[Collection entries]
+--
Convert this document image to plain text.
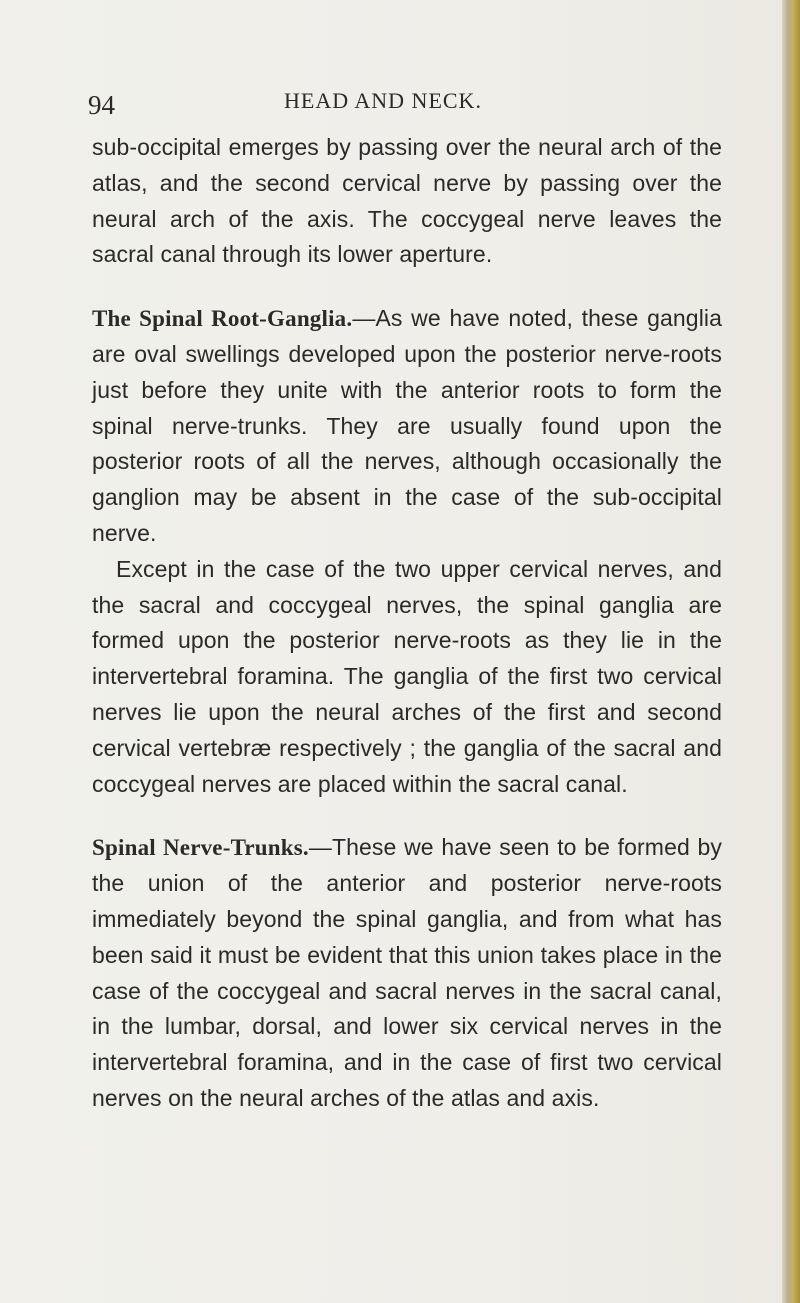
94	HEAD AND NECK.

sub-occipital emerges by passing over the neural arch of the atlas, and the second cervical nerve by passing over the neural arch of the axis. The coccygeal nerve leaves the sacral canal through its lower aperture.

The Spinal Root-Ganglia.—As we have noted, these ganglia are oval swellings developed upon the posterior nerve-roots just before they unite with the anterior roots to form the spinal nerve-trunks. They are usually found upon the posterior roots of all the nerves, although occasionally the ganglion may be absent in the case of the sub-occipital nerve.

Except in the case of the two upper cervical nerves, and the sacral and coccygeal nerves, the spinal ganglia are formed upon the posterior nerve-roots as they lie in the intervertebral foramina. The ganglia of the first two cervical nerves lie upon the neural arches of the first and second cervical vertebræ respectively ; the ganglia of the sacral and coccygeal nerves are placed within the sacral canal.

Spinal Nerve-Trunks.—These we have seen to be formed by the union of the anterior and posterior nerve-roots immediately beyond the spinal ganglia, and from what has been said it must be evident that this union takes place in the case of the coccygeal and sacral nerves in the sacral canal, in the lumbar, dorsal, and lower six cervical nerves in the intervertebral foramina, and in the case of first two cervical nerves on the neural arches of the atlas and axis.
+--
*What needs to be done*: The answer is one number: how many lines of the material above contain "neural".

*Written response*: 3